AIM OF THE EXERCISE.
Select each line where the word "JSON" appears.

+++++

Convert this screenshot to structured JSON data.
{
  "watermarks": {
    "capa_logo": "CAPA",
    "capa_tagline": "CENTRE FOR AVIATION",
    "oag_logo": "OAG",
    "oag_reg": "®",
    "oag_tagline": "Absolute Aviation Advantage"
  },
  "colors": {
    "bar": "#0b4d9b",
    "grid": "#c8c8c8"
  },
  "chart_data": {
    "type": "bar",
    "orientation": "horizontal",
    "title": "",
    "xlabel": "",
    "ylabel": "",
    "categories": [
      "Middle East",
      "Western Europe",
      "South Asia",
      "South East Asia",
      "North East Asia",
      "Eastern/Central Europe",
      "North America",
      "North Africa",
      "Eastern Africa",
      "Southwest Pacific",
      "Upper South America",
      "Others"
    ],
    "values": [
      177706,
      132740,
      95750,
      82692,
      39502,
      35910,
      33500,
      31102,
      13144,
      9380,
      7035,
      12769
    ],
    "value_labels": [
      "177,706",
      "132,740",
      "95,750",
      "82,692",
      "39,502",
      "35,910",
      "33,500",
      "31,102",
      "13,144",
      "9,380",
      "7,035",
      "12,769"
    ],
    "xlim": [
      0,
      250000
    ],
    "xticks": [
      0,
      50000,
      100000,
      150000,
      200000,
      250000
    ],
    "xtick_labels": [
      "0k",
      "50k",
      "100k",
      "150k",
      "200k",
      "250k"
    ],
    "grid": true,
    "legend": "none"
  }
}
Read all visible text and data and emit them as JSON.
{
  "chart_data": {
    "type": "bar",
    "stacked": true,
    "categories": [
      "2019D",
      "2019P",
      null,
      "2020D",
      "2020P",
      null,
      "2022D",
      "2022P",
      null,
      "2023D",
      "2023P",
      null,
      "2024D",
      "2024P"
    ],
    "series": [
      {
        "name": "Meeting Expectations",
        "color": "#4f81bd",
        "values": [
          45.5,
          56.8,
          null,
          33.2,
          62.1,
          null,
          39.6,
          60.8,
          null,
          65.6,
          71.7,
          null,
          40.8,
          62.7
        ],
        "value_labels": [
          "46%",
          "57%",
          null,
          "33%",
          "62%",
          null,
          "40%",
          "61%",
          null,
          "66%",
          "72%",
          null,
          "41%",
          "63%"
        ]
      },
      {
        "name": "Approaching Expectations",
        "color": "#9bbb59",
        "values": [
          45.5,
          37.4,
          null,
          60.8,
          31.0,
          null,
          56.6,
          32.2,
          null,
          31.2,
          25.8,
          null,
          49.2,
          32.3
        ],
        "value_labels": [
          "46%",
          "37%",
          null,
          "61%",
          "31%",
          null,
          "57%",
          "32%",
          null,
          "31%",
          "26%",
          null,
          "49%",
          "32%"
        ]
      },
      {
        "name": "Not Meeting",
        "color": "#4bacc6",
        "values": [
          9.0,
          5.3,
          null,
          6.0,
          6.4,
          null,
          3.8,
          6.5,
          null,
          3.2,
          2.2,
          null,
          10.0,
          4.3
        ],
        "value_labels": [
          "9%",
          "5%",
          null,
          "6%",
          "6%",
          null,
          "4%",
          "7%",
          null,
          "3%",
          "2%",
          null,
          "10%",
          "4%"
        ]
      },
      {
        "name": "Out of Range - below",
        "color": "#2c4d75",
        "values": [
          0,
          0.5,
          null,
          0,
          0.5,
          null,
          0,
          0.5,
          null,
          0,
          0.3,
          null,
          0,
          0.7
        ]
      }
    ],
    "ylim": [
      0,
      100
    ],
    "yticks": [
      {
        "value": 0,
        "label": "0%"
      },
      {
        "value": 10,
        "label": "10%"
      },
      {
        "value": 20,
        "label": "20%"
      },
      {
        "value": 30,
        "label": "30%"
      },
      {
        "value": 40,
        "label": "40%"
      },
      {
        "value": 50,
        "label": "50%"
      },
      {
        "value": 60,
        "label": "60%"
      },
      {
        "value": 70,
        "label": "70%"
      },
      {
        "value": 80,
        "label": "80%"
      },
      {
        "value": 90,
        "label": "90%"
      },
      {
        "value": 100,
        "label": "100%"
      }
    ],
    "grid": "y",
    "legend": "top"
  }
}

+++++

OUTPUT OF THE TASK.
Convert this screenshot to structured JSON data.
Read all visible text and data and emit them as JSON.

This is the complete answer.